BEGIN QUOTED TEXT

Tuesday, June 28, 2016

Holding On

Susan chimes in: We were intrigued when Joey Truman, a novelist from New York City who was born in Wyoming contacted us. Geography informs our writing lives, and Joey has gone from the sparse, open spaces of the West to the bustling excitement of the big city (and they don't get much bigger). Along the way, he has gathered insights he shares here with you.

Guest post by Joey Truman

Joey Truman posing on his 1980 Oldsmobile Cutlass Supreme
in the badlands around Worland.
When I moved to New York I was nineteen. Well not yet, not specifically. I was living on Race street in Denver, just off of Colfax, the longest street in America. My friend Iver had come blazing through town on his way to Tacoma to meet a friend of his, hold on, I just got ahead of myself.

Denver was the Big City. The catalyst to the world. Being from a small town in Wyoming it appeared vast, foreboding, and dangerous. But there wasn’t another option. Salt Lake was insulated and Chicago was too far away. Denver seemed like a cattle guard, scary at first, but if you understood it, it was just something to be navigated. 

I had been living in Powell, playing in a band with a couple of friends and wishing for something more. A friend of ours was living in Denver at the time, and needed roommates. Turns out that this was something common. Something we would be good at, filling up space for friends with houses. 

We took the Greyhound to Greeley. We spent a few days there playing music in peoples living rooms and smelling burning blood from the meat processing plant. That smell still sticks to me to this day.
Joey's band playing a street fair in Laramie in the '90s
When we got to Denver we moved in with our friend Mike. There were two bedrooms and five of us. Mike got his own room because he had the lease and the four of us in the band shared the other bedroom. Nobody had a mattress. We all slept in sleeping bags. On the floor.

We got jobs at Ticket Master and took the 25 bus to work. At night we drank beer and thought about the future. We were poor but happy. We had a rehearsal studio downtown, and the band sounded good.

When my friend Iver came through town he told us about his apartment in New York, about how he had an extra two rooms and the rent was cheap. We stayed up all night talking about moving there. We decided to move there.

This was October, 1996.

Now writing in New York City.

END QUOTED TEXT
BEGIN DATASET ENTRIES

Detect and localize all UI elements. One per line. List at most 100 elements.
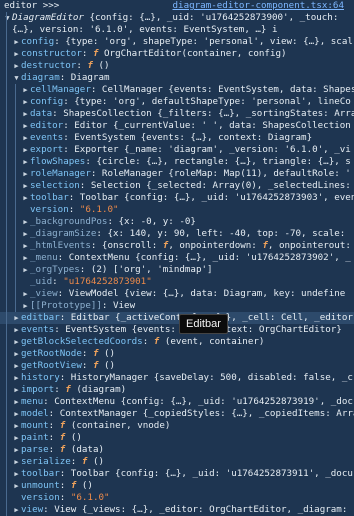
property-preview: () <box>104 348 116 359</box>
tree-row[interactable]: ▶ export: Exporter {_name: 'diagram', _ve… <box>0 144 354 156</box>
expand-right-icon[interactable]: ▶ <box>12 420 21 432</box>
property-preview: : {circle: {…}, rectangle: {…}, triangle… <box>85 156 351 167</box>
tree-row[interactable]: ▶ _orgTypes: (2) ['org', 'mindmap'] <box>0 264 354 276</box>
tree-row[interactable]: ▶ unmount: f () <box>0 480 354 492</box>
expand-right-icon[interactable]: ▶ <box>12 468 21 480</box>
expand-right-icon[interactable]: ▶ <box>12 348 21 360</box>
expand-right-icon[interactable]: ▶ <box>12 432 21 444</box>
tree-row[interactable]: ▶ _backgroundPos: {x: -0, y: -0} <box>0 216 354 228</box>
expand-right-icon[interactable]: ▶ <box>12 36 21 48</box>
expand-right-icon[interactable]: ▶ <box>21 288 30 300</box>
expand-right-icon[interactable]: ▶ <box>21 228 30 240</box>
expand-right-icon[interactable]: ▶ <box>21 252 30 264</box>
property-key: flowShapes <box>30 156 86 167</box>
expand-right-icon[interactable]: ▶ <box>12 444 21 456</box>
expand-right-icon[interactable]: ▶ <box>21 120 30 132</box>
property-key: config <box>21 36 55 47</box>
tree-row[interactable]: ▶ toolbar: Toolbar {config: {…}, _uid: 'u… <box>0 192 354 204</box>
expand-right-icon[interactable]: ▶ <box>12 48 21 60</box>
property-preview: : <box>52 276 64 287</box>
tree-row[interactable]: ▶ model: ContextManager {_copiedStyles: {… <box>0 408 354 420</box>
tree-row[interactable]: ▼ diagram: Diagram <box>0 72 354 84</box>
tree-row[interactable]: ▶ _diagramSize: {x: 140, y: 90, left: -40… <box>0 228 354 240</box>
tree-row[interactable]: ▼ DiagramEditor {config: {…}, _uid: 'u176… <box>0 12 354 24</box>
expand-right-icon[interactable]: ▶ <box>12 60 21 72</box>
expand-right-icon[interactable]: ▶ <box>21 96 30 108</box>
property-key: view <box>21 504 44 515</box>
tree-row[interactable]: ▶ roleManager: RoleManager {roleMap: Map(… <box>0 168 354 180</box>
tree-row[interactable]: ▶ _menu: ContextMenu {config: {…}, _uid: … <box>0 252 354 264</box>
expand-right-icon[interactable]: ▶ <box>12 336 21 348</box>
function-marker: f <box>70 480 82 491</box>
expand-right-icon[interactable]: ▶ <box>21 192 30 204</box>
property-key: mount <box>21 420 49 431</box>
tree-row[interactable]: ▶ constructor: f OrgChartEditor(container… <box>0 48 354 60</box>
tree-row[interactable]: ▶ parse: f (data) <box>0 444 354 456</box>
tree-row: version: "6.1.0" <box>0 492 354 504</box>
expand-right-icon[interactable]: ▶ <box>21 168 30 180</box>
tree-row[interactable]: ▶ selection: Selection {_selected: Array(… <box>0 180 354 192</box>
expand-right-icon[interactable]: ▶ <box>21 84 30 96</box>
private-property-key: _diagramSize <box>30 228 97 239</box>
tree-row[interactable]: ▶ history: HistoryManager {saveDelay: 500… <box>0 372 354 384</box>
tree-row[interactable]: ▶ _view: ViewModel {view: {…}, data: Diag… <box>0 288 354 300</box>
tree-row[interactable]: ▶ getRootNode: f () <box>0 348 354 360</box>
expand-right-icon[interactable]: ▶ <box>12 480 21 492</box>
tree-row[interactable]: ▶events: EventSystem {events: {…}, conte… <box>0 324 354 336</box>
property-preview: : <box>81 360 93 371</box>
tree-row[interactable]: ▶ paint: f () <box>0 432 354 444</box>
tree-row[interactable]: ▶ editor: Editor {_currentValue: ' ', dat… <box>0 120 354 132</box>
expand-down-icon[interactable]: ▼ <box>12 72 21 84</box>
tree-row[interactable]: ▶ config: {type: 'org', shapeType: 'perso… <box>0 36 354 48</box>
tree-row[interactable]: ▶ config: {type: 'org', defaultShapeType:… <box>0 96 354 108</box>
property-key: editor <box>30 120 64 131</box>
tree-row[interactable]: ▶editbar: Editbar {_activeControls: {…},… <box>0 312 354 324</box>
tree-row[interactable]: ▶ import: f (diagram) <box>0 384 354 396</box>
property-key: getBlockSelectedCoords <box>21 336 143 347</box>
tree-row[interactable]: ▶ data: ShapesCollection {_filters: {…}, … <box>0 108 354 120</box>
expand-right-icon[interactable]: ▶ <box>21 132 30 144</box>
expand-right-icon[interactable]: ▶ <box>12 312 21 324</box>
expand-down-icon[interactable]: ▼ <box>3 12 12 24</box>
expand-right-icon[interactable]: ▶ <box>21 300 30 312</box>
tree-row[interactable]: ▶ cellManager: CellManager {events: Event… <box>0 84 354 96</box>
console-log-label: editor >>> <box>4 0 60 11</box>
tree-row[interactable]: ▶events: EventSystem {events: {…}, conte… <box>0 132 354 144</box>
expand-right-icon[interactable]: ▶ <box>21 240 30 252</box>
tree-row[interactable]: ▶ view: View {_views: {…}, _editor: OrgCh… <box>0 504 354 516</box>
expand-right-icon[interactable]: ▶ <box>12 372 21 384</box>
tree-row[interactable]: ▶ _htmlEvents: {onscroll: f, onpointerdow… <box>0 240 354 252</box>
function-marker: f <box>59 444 71 455</box>
source-file-link[interactable]: diagram-editor-component.tsx:64 <box>173 0 344 12</box>
tree-row[interactable]: ▶ mount: f (container, vnode) <box>0 420 354 432</box>
tree-row[interactable]: ▶ toolbar: Toolbar {config: {…}, _uid: 'u… <box>0 468 354 480</box>
expand-right-icon[interactable]: ▶ <box>12 504 21 516</box>
function-marker: f <box>59 432 71 443</box>
property-key: getRootView <box>21 360 82 371</box>
expand-right-icon[interactable]: ▶ <box>21 216 30 228</box>
expand-right-icon[interactable]: ▶ <box>21 156 30 168</box>
property-preview: OrgChartEditor(container, config) <box>104 48 287 59</box>
function-marker: f <box>92 348 105 359</box>
tree-row[interactable]: ▶ [[Prototype]]: View <box>0 300 354 312</box>
tree-row[interactable]: ▶ getRootView: f () <box>0 360 354 372</box>
tree-row[interactable]: ▶ getBlockSelectedCoords: f (event, conta… <box>0 336 354 348</box>
tree-row[interactable]: ▶ destructor: f () <box>0 60 354 72</box>
expand-right-icon[interactable]: ▶ <box>12 396 21 408</box>
property-preview: : Selection {_selected: Array(0), _selec… <box>79 180 351 191</box>
expand-right-icon[interactable]: ▶ <box>12 408 21 420</box>
property-preview: : Exporter {_name: 'diagram', _version: … <box>63 144 351 155</box>
property-key: model <box>21 408 49 419</box>
expand-right-icon[interactable]: ▶ <box>21 180 30 192</box>
expand-right-icon[interactable]: ▶ <box>12 324 21 336</box>
expand-right-icon[interactable]: ▶ <box>12 384 21 396</box>
tree-row[interactable]: ▶ serialize: f () <box>0 456 354 468</box>
expand-right-icon[interactable]: ▶ <box>12 456 21 468</box>
expand-right-icon[interactable]: ▶ <box>21 144 30 156</box>
tree-row[interactable]: ▶ menu: ContextMenu {config: {…}, _uid: '… <box>0 396 354 408</box>
property-preview: (event, container) <box>164 336 265 347</box>
expand-right-icon[interactable]: ▶ <box>12 360 21 372</box>
expand-right-icon[interactable]: ▶ <box>21 108 30 120</box>
tree-row[interactable]: ▶ flowShapes: {circle: {…}, rectangle: {…… <box>0 156 354 168</box>
expand-right-icon[interactable]: ▶ <box>21 264 30 276</box>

END DATASET ENTRIES

AIM OF THE TASK | Extend the guest post about moving from Wyoming to New York City, picking up right after its final line. The listings are independent material with no connection to the text.

RESPONSE FOR THIS EXERCISE |
I think of this often because it informs the way I write. I was always so terrified of the outside world while growing up in Wyoming. Even Denver, the most milk-toast of cities, and I don’t mean that as an insult, but I have been all over the world, and Denver is a very easy and simple city, but it was so absolutely terrifying that just hanging out on Colfax gave me a jolt, the weirdoes and the disabused. And how scared I was moving to New York, and how tame it seems now. I don’t know, just the thought process of dealing with that makes me embarrassed.

But at the same time when I go back home I find myself on the edge of mountains during a casual hike, like, wherever, Carter Mountain, and can’t look down because I am unsure of my footing. And my brother telling me to relax, you couldn’t fall down even if you wanted to. 

But here, here in New York, I am the essence of courage. Making art that no one else would make, because it is on the perimeter, and almost nobody else would like it except a few people in Wyoming, I don’t know, I think of my brothers hunting sheep in the Bighorns and I think:

Art is not scary, who gives a sh*t, it’s just Ideas.

You can’t be afraid of Ideas.

I think of this every time I go to put something out in the world:

You couldn’t fall, even if you wanted to.


Joey Truman is a Writer/Performer/Musician/Visual Artist/Actor in precisely that order. He is from Wyoming. He now lives in Brooklyn, NY. For the last 15 years He has worked most notably with The Collapsable Giraffe and Findlay//Sandsmark (Iver Findlay, Jim Findlay, Marit Sandsmark, Pal Asle Petersen). During this period he has also worked with Jim Dawson, Jeff Sugg, Jack Warren, Gandalf Gavan, Young Jean Lee, Diane Madden, Eric Dyer, Stephen Moses, Claudia La Rocco, among other very notable artists.  As a musician he is currently in three bands: Um, Wet Dream Machine, and Bronco Dilator.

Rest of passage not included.